INSTRUCTIONS FOR THE TASK ::
Reply with one number: the count of lines in the data that hold the string "Simulation".
┄┄┄┄┄┄
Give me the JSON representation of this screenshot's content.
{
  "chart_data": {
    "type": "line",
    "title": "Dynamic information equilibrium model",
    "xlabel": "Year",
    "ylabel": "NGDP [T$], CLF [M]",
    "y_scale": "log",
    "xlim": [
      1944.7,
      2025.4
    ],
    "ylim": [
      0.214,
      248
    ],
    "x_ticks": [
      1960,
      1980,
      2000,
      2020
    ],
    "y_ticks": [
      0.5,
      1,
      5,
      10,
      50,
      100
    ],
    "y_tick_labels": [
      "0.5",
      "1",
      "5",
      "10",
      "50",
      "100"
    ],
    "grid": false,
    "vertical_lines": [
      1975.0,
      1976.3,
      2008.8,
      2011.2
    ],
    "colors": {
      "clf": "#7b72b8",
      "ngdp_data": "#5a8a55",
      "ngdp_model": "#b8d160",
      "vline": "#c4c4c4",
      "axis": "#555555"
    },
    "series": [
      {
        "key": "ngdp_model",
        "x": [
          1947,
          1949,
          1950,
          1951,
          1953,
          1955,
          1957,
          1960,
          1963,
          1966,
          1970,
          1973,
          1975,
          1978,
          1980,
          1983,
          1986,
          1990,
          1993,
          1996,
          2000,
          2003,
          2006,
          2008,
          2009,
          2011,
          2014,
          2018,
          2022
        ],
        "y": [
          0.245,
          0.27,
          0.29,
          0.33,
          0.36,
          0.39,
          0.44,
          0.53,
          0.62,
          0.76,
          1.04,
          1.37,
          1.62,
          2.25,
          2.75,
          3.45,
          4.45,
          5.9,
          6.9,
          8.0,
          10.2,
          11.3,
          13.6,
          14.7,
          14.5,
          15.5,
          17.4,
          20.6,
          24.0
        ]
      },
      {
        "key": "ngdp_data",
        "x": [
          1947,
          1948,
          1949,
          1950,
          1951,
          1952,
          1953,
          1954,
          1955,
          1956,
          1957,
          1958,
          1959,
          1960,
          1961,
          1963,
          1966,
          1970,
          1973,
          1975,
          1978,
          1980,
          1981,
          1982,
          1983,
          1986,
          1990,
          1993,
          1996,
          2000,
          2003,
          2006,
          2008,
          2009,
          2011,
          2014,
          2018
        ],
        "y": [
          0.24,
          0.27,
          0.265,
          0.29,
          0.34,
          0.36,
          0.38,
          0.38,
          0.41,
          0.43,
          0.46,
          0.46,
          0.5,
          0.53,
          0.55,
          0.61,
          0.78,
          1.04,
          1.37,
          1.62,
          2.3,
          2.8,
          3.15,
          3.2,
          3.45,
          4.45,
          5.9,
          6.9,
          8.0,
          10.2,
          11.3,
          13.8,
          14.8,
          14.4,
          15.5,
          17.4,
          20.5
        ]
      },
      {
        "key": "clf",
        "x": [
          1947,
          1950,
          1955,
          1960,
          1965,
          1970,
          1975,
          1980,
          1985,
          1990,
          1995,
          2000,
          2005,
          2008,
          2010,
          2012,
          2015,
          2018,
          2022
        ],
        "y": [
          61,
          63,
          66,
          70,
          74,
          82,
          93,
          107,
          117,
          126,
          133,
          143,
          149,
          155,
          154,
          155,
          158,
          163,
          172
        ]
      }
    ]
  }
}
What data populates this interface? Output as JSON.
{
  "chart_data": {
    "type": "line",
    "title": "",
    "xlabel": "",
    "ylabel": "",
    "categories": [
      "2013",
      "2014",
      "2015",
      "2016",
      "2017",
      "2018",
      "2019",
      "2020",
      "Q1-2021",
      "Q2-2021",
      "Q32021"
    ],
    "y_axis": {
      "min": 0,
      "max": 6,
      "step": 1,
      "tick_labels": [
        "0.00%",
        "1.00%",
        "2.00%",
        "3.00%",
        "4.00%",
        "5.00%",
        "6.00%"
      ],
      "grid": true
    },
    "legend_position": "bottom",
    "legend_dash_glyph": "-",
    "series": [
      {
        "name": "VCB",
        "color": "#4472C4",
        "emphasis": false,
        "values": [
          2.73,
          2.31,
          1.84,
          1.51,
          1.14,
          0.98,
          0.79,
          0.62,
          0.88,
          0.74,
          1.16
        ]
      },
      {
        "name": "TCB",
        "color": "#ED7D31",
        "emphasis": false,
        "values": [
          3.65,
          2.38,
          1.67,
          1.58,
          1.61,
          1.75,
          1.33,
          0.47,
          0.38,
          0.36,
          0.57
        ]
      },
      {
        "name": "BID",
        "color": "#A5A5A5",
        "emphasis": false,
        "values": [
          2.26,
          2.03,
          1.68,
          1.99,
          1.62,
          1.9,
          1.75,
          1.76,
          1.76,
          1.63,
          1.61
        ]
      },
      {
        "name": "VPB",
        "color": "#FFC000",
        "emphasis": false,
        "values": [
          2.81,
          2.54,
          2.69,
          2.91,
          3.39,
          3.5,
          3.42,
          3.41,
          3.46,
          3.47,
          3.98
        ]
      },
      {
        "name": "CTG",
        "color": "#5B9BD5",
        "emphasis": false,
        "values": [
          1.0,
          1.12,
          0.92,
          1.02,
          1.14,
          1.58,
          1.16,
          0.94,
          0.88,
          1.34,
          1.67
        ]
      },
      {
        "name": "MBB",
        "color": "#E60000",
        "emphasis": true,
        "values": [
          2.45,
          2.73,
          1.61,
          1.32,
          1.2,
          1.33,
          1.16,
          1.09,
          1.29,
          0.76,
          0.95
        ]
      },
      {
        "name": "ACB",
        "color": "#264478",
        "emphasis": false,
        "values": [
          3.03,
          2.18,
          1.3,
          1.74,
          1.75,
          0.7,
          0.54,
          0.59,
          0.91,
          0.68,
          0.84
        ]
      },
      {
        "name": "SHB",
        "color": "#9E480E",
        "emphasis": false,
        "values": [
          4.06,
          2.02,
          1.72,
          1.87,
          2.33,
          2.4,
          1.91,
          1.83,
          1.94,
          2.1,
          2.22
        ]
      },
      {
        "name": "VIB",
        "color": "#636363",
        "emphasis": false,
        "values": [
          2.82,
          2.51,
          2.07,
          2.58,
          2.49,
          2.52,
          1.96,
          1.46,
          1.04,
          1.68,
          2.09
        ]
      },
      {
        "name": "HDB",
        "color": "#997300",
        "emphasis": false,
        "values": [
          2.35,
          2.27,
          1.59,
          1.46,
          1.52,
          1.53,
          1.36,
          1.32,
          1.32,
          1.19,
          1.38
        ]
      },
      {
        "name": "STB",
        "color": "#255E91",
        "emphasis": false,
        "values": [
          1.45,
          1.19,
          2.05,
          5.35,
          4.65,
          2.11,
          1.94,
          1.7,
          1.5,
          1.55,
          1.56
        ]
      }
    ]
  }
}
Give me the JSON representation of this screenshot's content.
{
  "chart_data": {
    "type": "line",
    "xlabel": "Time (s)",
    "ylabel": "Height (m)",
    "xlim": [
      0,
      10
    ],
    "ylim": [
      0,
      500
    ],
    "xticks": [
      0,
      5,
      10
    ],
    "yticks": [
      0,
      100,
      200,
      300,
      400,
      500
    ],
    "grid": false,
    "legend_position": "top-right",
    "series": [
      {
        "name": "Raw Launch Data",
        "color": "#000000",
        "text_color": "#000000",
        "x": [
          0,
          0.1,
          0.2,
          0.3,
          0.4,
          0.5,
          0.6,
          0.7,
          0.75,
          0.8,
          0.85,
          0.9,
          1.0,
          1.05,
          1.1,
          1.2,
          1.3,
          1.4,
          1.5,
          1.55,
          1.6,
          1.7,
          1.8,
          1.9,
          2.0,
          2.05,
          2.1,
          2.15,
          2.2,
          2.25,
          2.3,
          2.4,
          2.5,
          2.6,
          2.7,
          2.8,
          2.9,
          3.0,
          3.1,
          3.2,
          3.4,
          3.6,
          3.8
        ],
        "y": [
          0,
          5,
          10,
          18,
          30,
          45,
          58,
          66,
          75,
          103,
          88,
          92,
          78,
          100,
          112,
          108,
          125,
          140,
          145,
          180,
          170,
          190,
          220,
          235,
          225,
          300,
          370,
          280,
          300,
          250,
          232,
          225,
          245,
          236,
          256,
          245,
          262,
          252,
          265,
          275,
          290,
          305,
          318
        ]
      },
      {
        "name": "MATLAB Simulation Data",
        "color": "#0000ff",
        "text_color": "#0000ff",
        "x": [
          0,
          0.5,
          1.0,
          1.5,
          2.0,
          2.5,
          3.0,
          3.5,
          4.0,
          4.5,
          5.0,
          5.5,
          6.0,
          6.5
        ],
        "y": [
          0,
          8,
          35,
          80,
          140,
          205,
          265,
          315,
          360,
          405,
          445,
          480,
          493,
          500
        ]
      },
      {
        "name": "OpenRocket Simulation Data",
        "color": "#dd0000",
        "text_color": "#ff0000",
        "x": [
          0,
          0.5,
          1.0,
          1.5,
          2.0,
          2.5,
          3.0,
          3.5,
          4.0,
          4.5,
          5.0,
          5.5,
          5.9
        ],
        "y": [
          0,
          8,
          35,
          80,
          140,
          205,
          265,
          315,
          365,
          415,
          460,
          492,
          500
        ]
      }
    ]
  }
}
┄┄┄┄┄┄
RIGHT ANSWER ::
2